§ **Exercise aim**
Please copy each line from the entries that contains the string "give".

§ **Material supplied**
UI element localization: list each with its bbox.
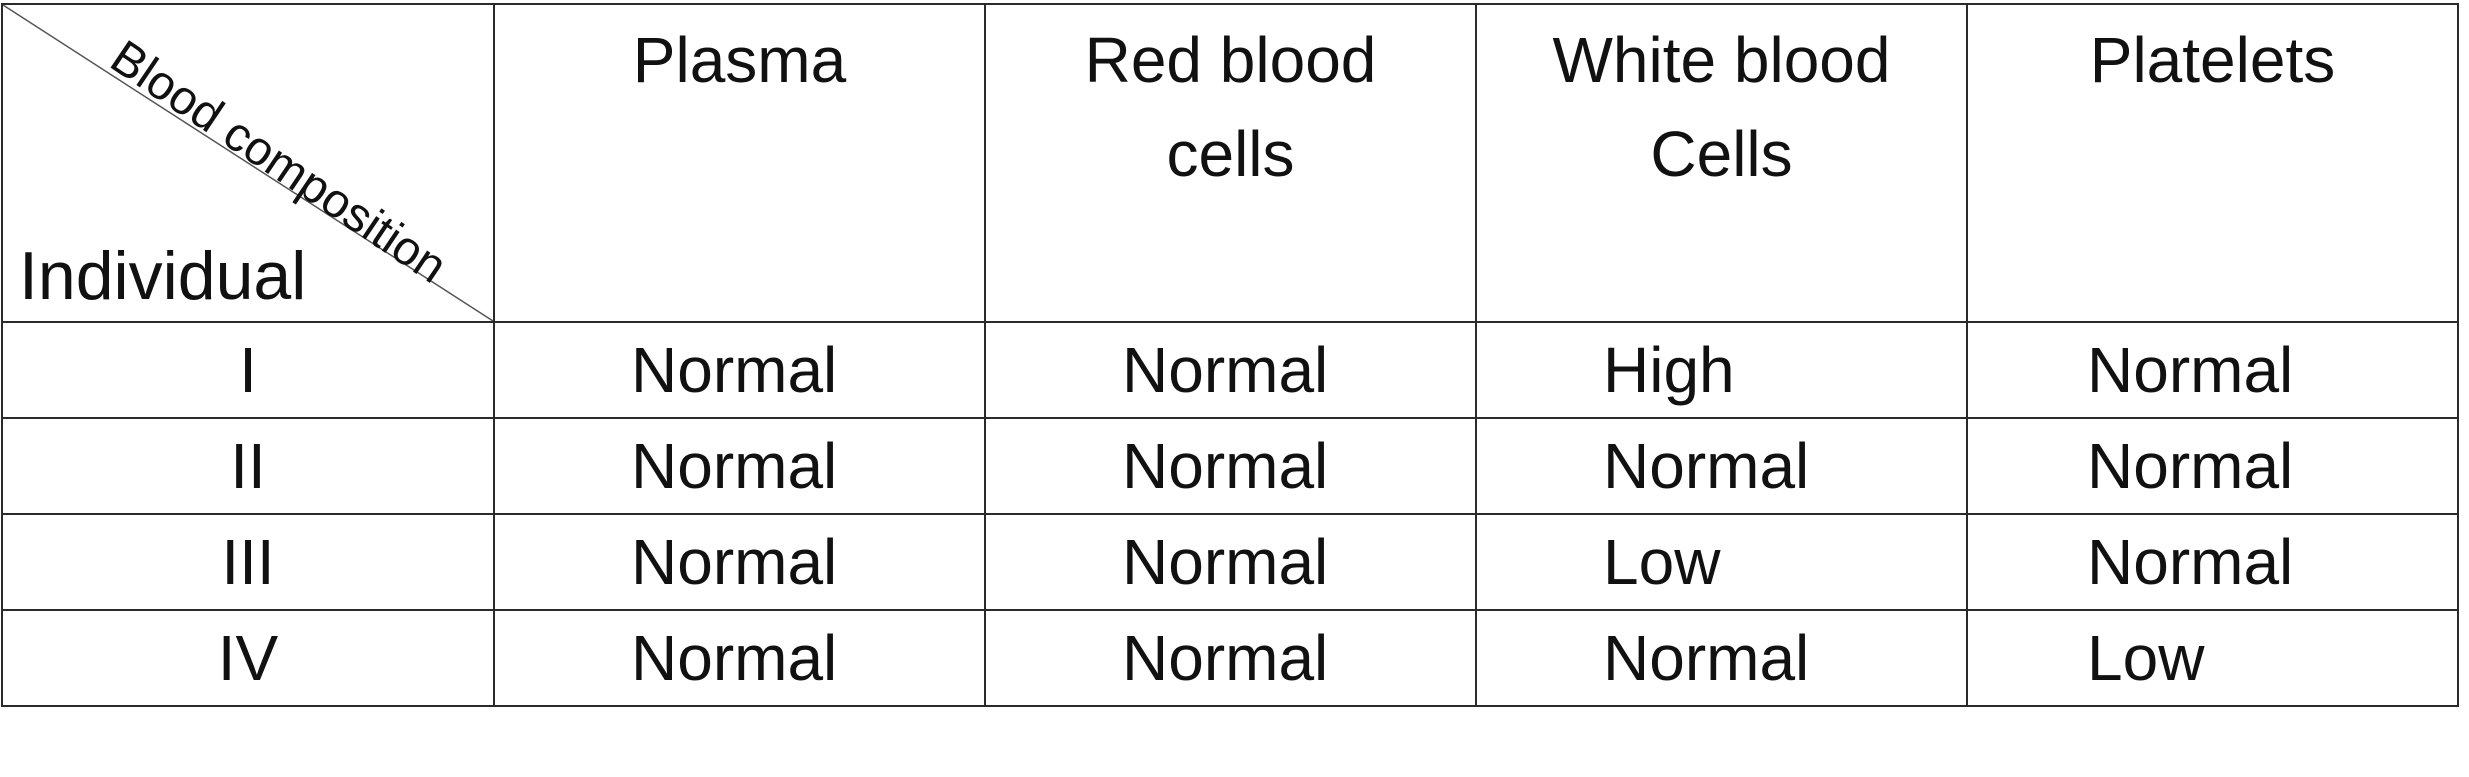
corner-header-cell: Blood composition Individual: [1, 3, 495, 323]
column-header-line2: cells: [1166, 118, 1295, 190]
table-row: I Normal Normal High Normal: [1, 321, 2459, 419]
column-header-plasma: Plasma: [493, 3, 986, 323]
blood-composition-table: Blood composition Individual Plasma Red …: [1, 3, 2459, 707]
column-header-line1: White blood: [1552, 24, 1891, 96]
column-header-red-blood-cells: Red blood cells: [984, 3, 1477, 323]
row-label-individual: I: [1, 321, 495, 419]
column-header-line1: Red blood: [1084, 24, 1377, 96]
header-row: Blood composition Individual Plasma Red …: [1, 3, 2459, 323]
cell-plasma: Normal: [493, 321, 986, 419]
cell-white-blood-cells: High: [1475, 321, 1968, 419]
cell-red-blood-cells: Normal: [984, 609, 1477, 707]
cell-plasma: Normal: [493, 417, 986, 515]
cell-plasma: Normal: [493, 513, 986, 611]
cell-plasma: Normal: [493, 609, 986, 707]
cell-platelets: Normal: [1966, 417, 2459, 515]
cell-red-blood-cells: Normal: [984, 321, 1477, 419]
cell-platelets: Normal: [1966, 513, 2459, 611]
table-row: II Normal Normal Normal Normal: [1, 417, 2459, 515]
column-header-white-blood-cells: White blood Cells: [1475, 3, 1968, 323]
cell-white-blood-cells: Normal: [1475, 417, 1968, 515]
cell-platelets: Normal: [1966, 321, 2459, 419]
diagonal-divider: [4, 6, 492, 320]
column-header-line1: Plasma: [632, 24, 847, 96]
cell-platelets: Low: [1966, 609, 2459, 707]
row-label-individual: II: [1, 417, 495, 515]
cell-white-blood-cells: Normal: [1475, 609, 1968, 707]
column-header-platelets: Platelets: [1966, 3, 2459, 323]
cell-red-blood-cells: Normal: [984, 513, 1477, 611]
column-header-line2: Cells: [1650, 118, 1793, 190]
cell-red-blood-cells: Normal: [984, 417, 1477, 515]
row-label-individual: IV: [1, 609, 495, 707]
row-label-individual: III: [1, 513, 495, 611]
table-row: III Normal Normal Low Normal: [1, 513, 2459, 611]
column-header-line1: Platelets: [2089, 24, 2336, 96]
cell-white-blood-cells: Low: [1475, 513, 1968, 611]
corner-row-axis-label: Individual: [19, 238, 307, 314]
table-row: IV Normal Normal Normal Low: [1, 609, 2459, 707]
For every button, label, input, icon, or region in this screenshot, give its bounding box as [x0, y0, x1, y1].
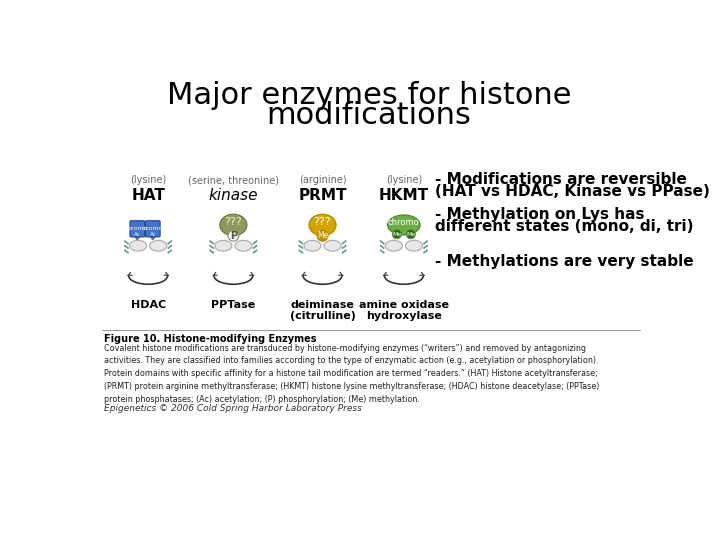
Ellipse shape: [130, 240, 147, 251]
Text: HAT: HAT: [131, 188, 165, 203]
Circle shape: [317, 231, 328, 241]
Ellipse shape: [150, 240, 167, 251]
Text: Covalent histone modifications are transduced by histone-modifying enzymes (“wri: Covalent histone modifications are trans…: [104, 343, 599, 404]
Text: (serine, threonine): (serine, threonine): [188, 176, 279, 185]
Text: HDAC: HDAC: [130, 300, 166, 309]
Text: (lysine): (lysine): [130, 176, 166, 185]
Text: different states (mono, di, tri): different states (mono, di, tri): [435, 219, 693, 234]
Text: Ac: Ac: [134, 232, 140, 238]
Text: ???: ???: [314, 217, 331, 227]
FancyBboxPatch shape: [145, 221, 160, 237]
Ellipse shape: [309, 214, 336, 236]
Text: (HAT vs HDAC, Kinase vs PPase): (HAT vs HDAC, Kinase vs PPase): [435, 184, 710, 199]
Ellipse shape: [220, 214, 247, 236]
Text: P: P: [230, 231, 237, 241]
Polygon shape: [134, 236, 140, 240]
Ellipse shape: [304, 240, 321, 251]
Text: bromo: bromo: [127, 226, 148, 231]
Text: PPTase: PPTase: [211, 300, 256, 309]
Ellipse shape: [387, 215, 420, 235]
Ellipse shape: [324, 240, 341, 251]
Text: Figure 10. Histone-modifying Enzymes: Figure 10. Histone-modifying Enzymes: [104, 334, 317, 345]
Text: - Methylation on Lys has: - Methylation on Lys has: [435, 207, 644, 222]
Text: - Modifications are reversible: - Modifications are reversible: [435, 172, 687, 187]
Circle shape: [392, 230, 402, 239]
Text: chromo: chromo: [388, 218, 420, 227]
Text: amine oxidase
hydroxylase: amine oxidase hydroxylase: [359, 300, 449, 321]
Text: Major enzymes for histone: Major enzymes for histone: [167, 81, 571, 110]
Text: bromo: bromo: [143, 226, 163, 231]
Text: PRMT: PRMT: [298, 188, 347, 203]
Text: modifications: modifications: [266, 101, 472, 130]
Text: Me: Me: [317, 231, 328, 240]
Text: ???: ???: [225, 217, 242, 227]
Text: Me: Me: [406, 232, 415, 237]
Polygon shape: [150, 236, 156, 240]
Text: - Methylations are very stable: - Methylations are very stable: [435, 254, 693, 268]
Text: (lysine): (lysine): [386, 176, 422, 185]
Ellipse shape: [385, 240, 402, 251]
Ellipse shape: [235, 240, 252, 251]
Text: kinase: kinase: [209, 188, 258, 203]
Text: (arginine): (arginine): [299, 176, 346, 185]
Text: deiminase
(citrulline): deiminase (citrulline): [289, 300, 356, 321]
Text: Ac: Ac: [150, 232, 156, 238]
Text: Epigenetics © 2006 Cold Spring Harbor Laboratory Press: Epigenetics © 2006 Cold Spring Harbor La…: [104, 403, 362, 413]
FancyBboxPatch shape: [130, 221, 145, 237]
Ellipse shape: [405, 240, 423, 251]
Circle shape: [406, 230, 415, 239]
Text: Me: Me: [392, 232, 402, 237]
Ellipse shape: [215, 240, 232, 251]
Circle shape: [228, 231, 239, 241]
Text: HKMT: HKMT: [379, 188, 429, 203]
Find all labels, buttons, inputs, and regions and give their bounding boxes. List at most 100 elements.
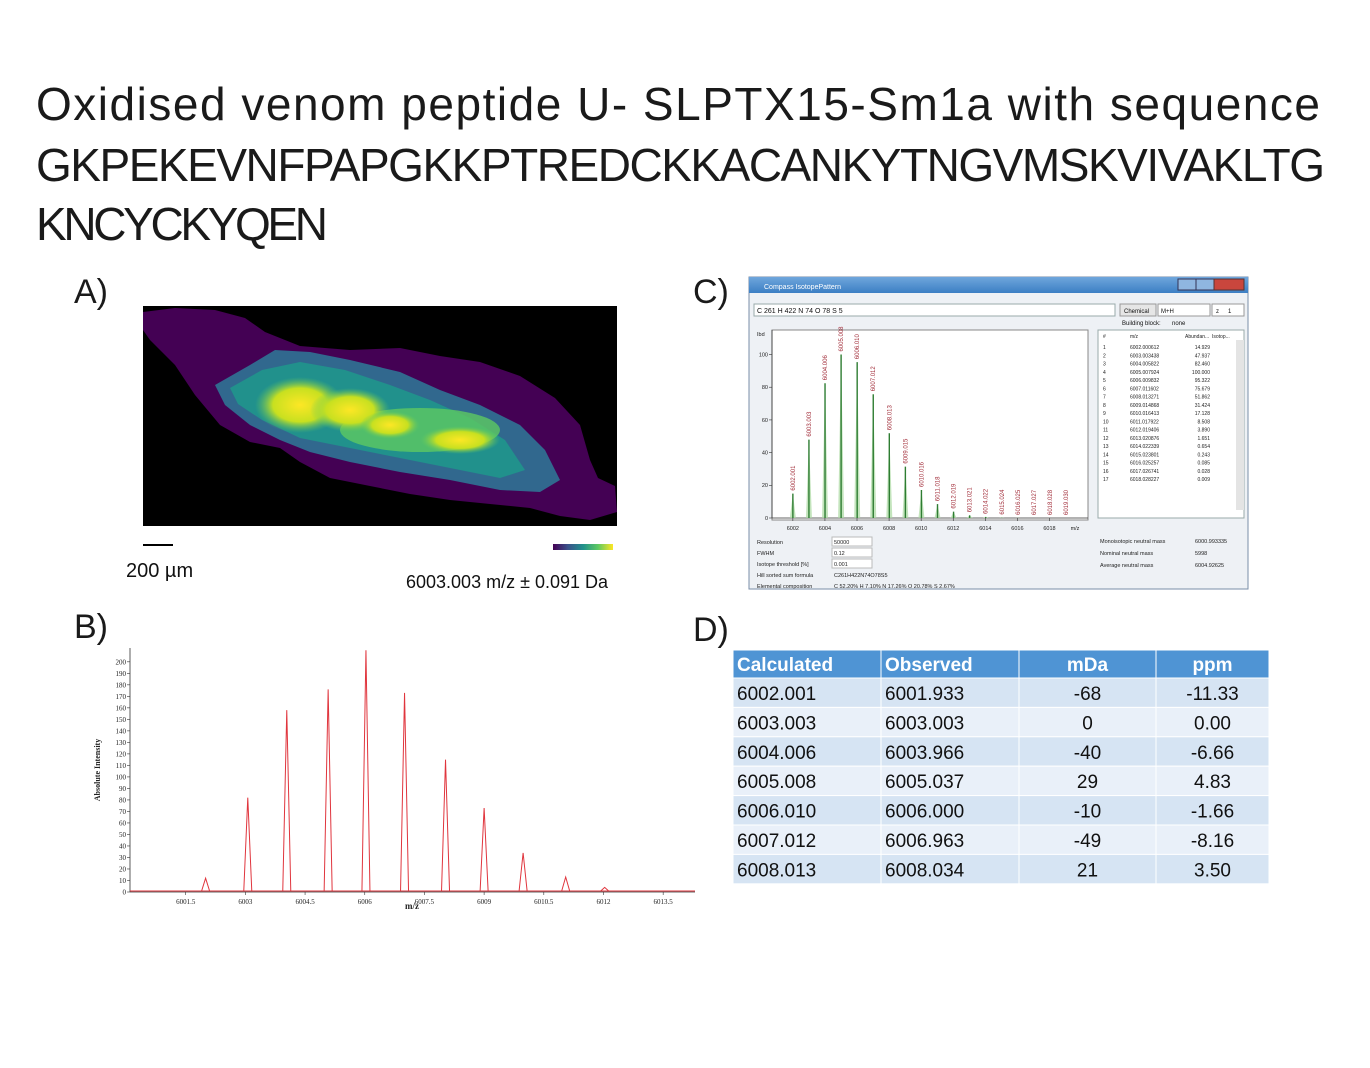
cell-text: 6004.006 — [737, 743, 816, 764]
peak-label: 6004.006 — [823, 355, 829, 381]
cell-text: -1.66 — [1191, 802, 1234, 823]
peak — [400, 692, 410, 892]
field-label: Hill sorted sum formula — [757, 573, 814, 579]
row-mz: 6008.013271 — [1130, 395, 1159, 401]
row-mz: 6014.022339 — [1130, 444, 1159, 450]
row-abundance: 1.651 — [1197, 436, 1210, 442]
peak — [441, 759, 451, 892]
field-value: C261H422N74O78S5 — [834, 573, 888, 579]
y-tick-label: 0 — [123, 888, 127, 896]
cell — [1155, 706, 1270, 738]
peak-label: 6013.021 — [968, 487, 974, 513]
row-abundance: 82.460 — [1195, 362, 1211, 368]
cell — [732, 706, 882, 738]
title-line: Oxidised venom peptide U- SLPTX15-Sm1a w… — [36, 78, 1320, 130]
cell-text: 6003.003 — [885, 713, 964, 734]
row-index: 16 — [1103, 469, 1109, 475]
peak-label: 6015.024 — [1000, 489, 1006, 515]
row-index: 1 — [1103, 345, 1106, 351]
y-tick-label: 80 — [119, 796, 127, 804]
peak — [282, 710, 292, 892]
cell — [1018, 853, 1157, 885]
y-axis-label: Absolute Intensity — [93, 739, 102, 801]
x-tick-label: 6004.5 — [295, 898, 315, 906]
peak — [201, 876, 211, 892]
peak-label: 6010.016 — [919, 461, 925, 487]
row-mz: 6016.025257 — [1130, 461, 1159, 467]
cell — [1155, 853, 1270, 885]
y-tick-label: 140 — [116, 727, 127, 735]
x-tick-label: 6006 — [851, 526, 863, 532]
x-tick-label: 6007.5 — [415, 898, 435, 906]
x-axis-label: m/z — [1071, 526, 1080, 532]
peak-label: 6002.001 — [791, 465, 797, 491]
cell-text: -8.16 — [1191, 831, 1234, 852]
row-abundance: 0.085 — [1197, 461, 1210, 467]
field-value: 0.001 — [834, 562, 848, 568]
table-header: m/z — [1130, 334, 1139, 340]
field-label: Elemental composition — [757, 584, 812, 590]
table-header: Abundan... — [1185, 334, 1209, 340]
adduct-select[interactable]: M+H — [1161, 309, 1174, 315]
row-abundance: 95.322 — [1195, 378, 1211, 384]
cell-text: 6002.001 — [737, 684, 816, 705]
y-tick-label: 20 — [762, 483, 768, 489]
row-index: 10 — [1103, 419, 1109, 425]
peak — [561, 875, 571, 892]
cell-text: 4.83 — [1194, 772, 1231, 793]
cell — [1155, 765, 1270, 797]
cell-text: -6.66 — [1191, 743, 1234, 764]
row-mz: 6005.007924 — [1130, 370, 1159, 376]
row-mz: 6003.003438 — [1130, 353, 1159, 359]
row-mz: 6018.028227 — [1130, 477, 1159, 483]
chemical-button[interactable]: Chemical — [1124, 309, 1149, 315]
building-block-value[interactable]: none — [1172, 321, 1186, 327]
formula-input[interactable]: C 261 H 422 N 74 O 78 S 5 — [757, 308, 843, 315]
peak — [600, 886, 610, 892]
cell — [880, 765, 1020, 797]
header-cell — [880, 649, 1020, 679]
y-tick-label: 180 — [116, 681, 127, 689]
panel-label: B) — [74, 608, 108, 646]
cell — [880, 706, 1020, 738]
row-abundance: 14.929 — [1195, 345, 1211, 351]
row-mz: 6004.005822 — [1130, 362, 1159, 368]
row-index: 15 — [1103, 461, 1109, 467]
panel-label: A) — [74, 273, 108, 311]
cell — [1155, 795, 1270, 826]
peak-label: 6007.012 — [871, 366, 877, 392]
y-tick-label: 120 — [116, 750, 127, 758]
x-tick-label: 6009 — [477, 898, 492, 906]
scale-bar-label: 200 µm — [126, 560, 193, 582]
row-index: 5 — [1103, 378, 1106, 384]
row-index: 12 — [1103, 436, 1109, 442]
x-tick-label: 6012 — [596, 898, 611, 906]
charge-value[interactable]: 1 — [1228, 309, 1232, 315]
row-abundance: 0.243 — [1197, 452, 1210, 458]
row-abundance: 3.890 — [1197, 428, 1210, 434]
x-tick-label: 6003 — [238, 898, 253, 906]
peak-label: 6018.028 — [1048, 489, 1054, 515]
cell-text: 6003.966 — [885, 743, 964, 764]
x-tick-label: 6012 — [947, 526, 959, 532]
y-tick-label: 30 — [119, 854, 127, 862]
peak-label: 6003.003 — [807, 411, 813, 437]
peak-label: 6005.008 — [839, 326, 845, 352]
cell — [1018, 824, 1157, 855]
x-tick-label: 6010 — [915, 526, 927, 532]
cell — [732, 677, 882, 708]
peak — [323, 689, 333, 892]
y-tick-label: 110 — [116, 762, 127, 770]
row-mz: 6007.011602 — [1130, 386, 1159, 392]
y-tick-label: 10 — [119, 877, 127, 885]
cell-text: 29 — [1077, 772, 1098, 793]
y-tick-label: 130 — [116, 739, 127, 747]
field-label: Resolution — [757, 540, 783, 546]
plot-area — [771, 329, 1089, 521]
cell-text: -10 — [1074, 802, 1101, 823]
cell — [880, 853, 1020, 885]
peak-label: 6014.022 — [984, 488, 990, 514]
field-label: Isotope threshold [%] — [757, 562, 809, 568]
row-mz: 6017.026741 — [1130, 469, 1159, 475]
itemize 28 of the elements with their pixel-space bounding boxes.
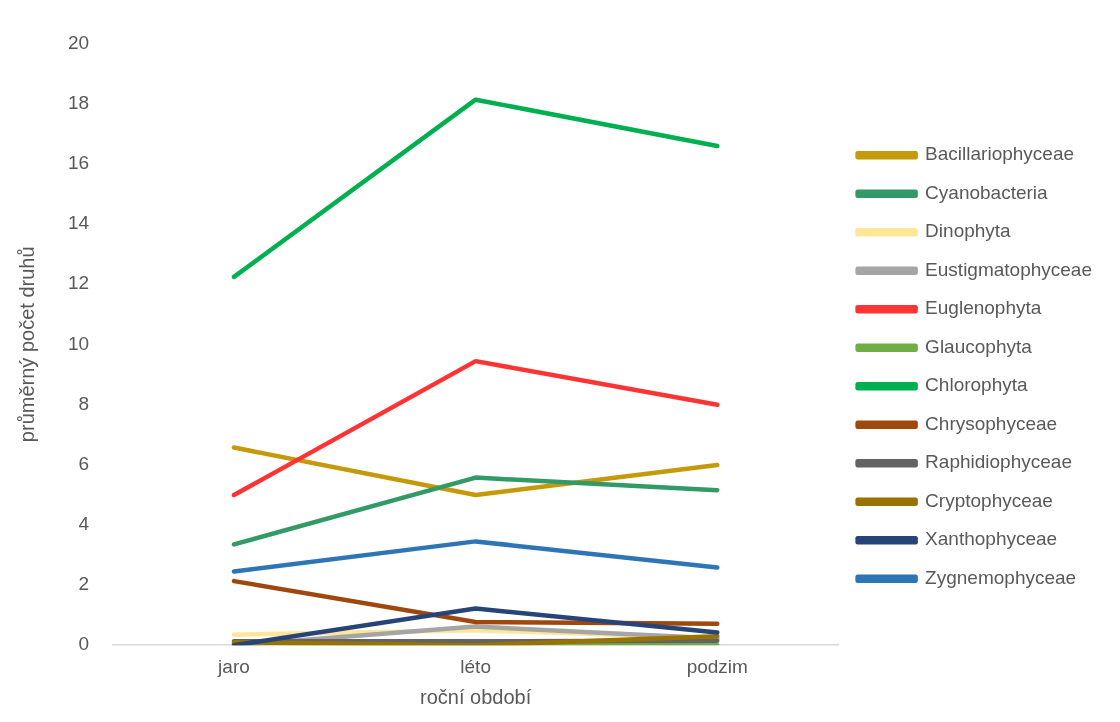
legend-label: Euglenophyta xyxy=(925,297,1042,319)
y-tick-label: 18 xyxy=(67,91,90,113)
legend-label: Eustigmatophyceae xyxy=(925,258,1093,280)
legend-label: Xanthophyceae xyxy=(925,528,1058,550)
y-tick-label: 20 xyxy=(67,31,90,53)
legend-label: Cryptophyceae xyxy=(925,489,1053,511)
x-tick-label: léto xyxy=(460,655,491,677)
y-axis-title: průměrný počet druhů xyxy=(15,246,38,443)
legend-label: Dinophyta xyxy=(925,220,1012,242)
x-tick-label: jaro xyxy=(217,655,250,677)
y-tick-label: 16 xyxy=(67,151,90,173)
legend-label: Cyanobacteria xyxy=(925,181,1049,203)
x-axis-title: roční období xyxy=(420,685,532,708)
legend-label: Chrysophyceae xyxy=(925,412,1058,434)
legend-label: Raphidiophyceae xyxy=(925,451,1072,473)
y-tick-label: 2 xyxy=(78,573,90,595)
y-tick-label: 6 xyxy=(78,452,90,474)
y-tick-label: 10 xyxy=(67,332,90,354)
legend-label: Chlorophyta xyxy=(925,374,1028,396)
y-tick-label: 4 xyxy=(78,513,90,535)
y-tick-label: 0 xyxy=(78,633,90,655)
x-tick-label: podzim xyxy=(686,655,748,677)
y-tick-label: 8 xyxy=(78,392,90,414)
legend-label: Bacillariophyceae xyxy=(925,143,1075,165)
y-tick-label: 12 xyxy=(67,272,90,294)
y-tick-label: 14 xyxy=(67,212,90,234)
legend-label: Zygnemophyceae xyxy=(925,566,1077,588)
legend-label: Glaucophyta xyxy=(925,335,1033,357)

§ **Task result**
For every button, label, input, icon, or region in this screenshot, give its bounding box as [x0, y0, x1, y1].
Find all labels, buttons, inputs, and regions and give their bounding boxes. List at most 100 elements.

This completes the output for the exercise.